* To do *
Please copy out the data below verbatim, line by line, leaving every value unchanged.

* Exercise materials *
-- start --

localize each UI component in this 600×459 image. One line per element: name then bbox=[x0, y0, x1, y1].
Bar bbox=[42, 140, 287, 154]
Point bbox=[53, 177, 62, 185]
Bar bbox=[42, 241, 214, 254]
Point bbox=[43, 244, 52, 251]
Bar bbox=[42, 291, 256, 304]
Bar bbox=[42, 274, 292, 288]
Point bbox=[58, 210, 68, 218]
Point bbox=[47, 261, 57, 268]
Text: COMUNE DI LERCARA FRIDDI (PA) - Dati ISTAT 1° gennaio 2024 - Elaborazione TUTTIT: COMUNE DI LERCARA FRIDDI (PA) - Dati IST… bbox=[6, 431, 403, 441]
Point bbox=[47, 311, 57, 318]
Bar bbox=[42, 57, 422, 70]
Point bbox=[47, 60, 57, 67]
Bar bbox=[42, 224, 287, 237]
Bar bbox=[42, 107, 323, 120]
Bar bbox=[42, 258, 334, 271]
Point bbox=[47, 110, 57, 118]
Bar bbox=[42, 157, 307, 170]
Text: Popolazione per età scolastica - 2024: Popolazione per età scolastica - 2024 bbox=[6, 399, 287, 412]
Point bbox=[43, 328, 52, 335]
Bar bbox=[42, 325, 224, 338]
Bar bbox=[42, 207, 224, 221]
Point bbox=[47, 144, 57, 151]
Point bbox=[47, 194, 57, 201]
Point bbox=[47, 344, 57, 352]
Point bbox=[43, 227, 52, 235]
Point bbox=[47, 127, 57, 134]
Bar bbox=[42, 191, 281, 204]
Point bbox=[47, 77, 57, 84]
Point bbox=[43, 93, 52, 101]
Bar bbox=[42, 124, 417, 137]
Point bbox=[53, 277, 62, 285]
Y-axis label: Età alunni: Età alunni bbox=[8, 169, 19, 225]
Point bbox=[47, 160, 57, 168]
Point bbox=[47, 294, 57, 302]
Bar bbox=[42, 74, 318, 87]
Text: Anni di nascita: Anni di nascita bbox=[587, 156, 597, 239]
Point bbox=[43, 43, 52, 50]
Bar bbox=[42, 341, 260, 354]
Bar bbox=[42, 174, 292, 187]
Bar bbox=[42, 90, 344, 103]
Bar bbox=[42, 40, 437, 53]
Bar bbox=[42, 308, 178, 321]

-- end --

* Written answer *
localize each UI component in this 600×459 image. One line per element: name then bbox=[x0, y0, x1, y1].
Bar bbox=[42, 140, 287, 154]
Point bbox=[53, 177, 62, 185]
Bar bbox=[42, 241, 214, 254]
Point bbox=[43, 244, 52, 251]
Bar bbox=[42, 291, 256, 304]
Bar bbox=[42, 274, 292, 288]
Point bbox=[58, 210, 68, 218]
Point bbox=[47, 261, 57, 268]
Text: COMUNE DI LERCARA FRIDDI (PA) - Dati ISTAT 1° gennaio 2024 - Elaborazione TUTTIT: COMUNE DI LERCARA FRIDDI (PA) - Dati IST… bbox=[6, 431, 403, 441]
Point bbox=[47, 311, 57, 318]
Bar bbox=[42, 57, 422, 70]
Point bbox=[47, 60, 57, 67]
Bar bbox=[42, 224, 287, 237]
Bar bbox=[42, 107, 323, 120]
Bar bbox=[42, 258, 334, 271]
Point bbox=[47, 110, 57, 118]
Bar bbox=[42, 157, 307, 170]
Text: Popolazione per età scolastica - 2024: Popolazione per età scolastica - 2024 bbox=[6, 399, 287, 412]
Point bbox=[43, 328, 52, 335]
Bar bbox=[42, 325, 224, 338]
Bar bbox=[42, 207, 224, 221]
Point bbox=[47, 144, 57, 151]
Point bbox=[47, 194, 57, 201]
Point bbox=[47, 344, 57, 352]
Point bbox=[43, 227, 52, 235]
Point bbox=[47, 127, 57, 134]
Bar bbox=[42, 191, 281, 204]
Point bbox=[47, 77, 57, 84]
Point bbox=[43, 93, 52, 101]
Bar bbox=[42, 124, 417, 137]
Point bbox=[53, 277, 62, 285]
Y-axis label: Età alunni: Età alunni bbox=[8, 169, 19, 225]
Point bbox=[47, 160, 57, 168]
Point bbox=[47, 294, 57, 302]
Bar bbox=[42, 74, 318, 87]
Text: Anni di nascita: Anni di nascita bbox=[587, 156, 597, 239]
Point bbox=[43, 43, 52, 50]
Bar bbox=[42, 341, 260, 354]
Bar bbox=[42, 174, 292, 187]
Bar bbox=[42, 90, 344, 103]
Bar bbox=[42, 40, 437, 53]
Bar bbox=[42, 308, 178, 321]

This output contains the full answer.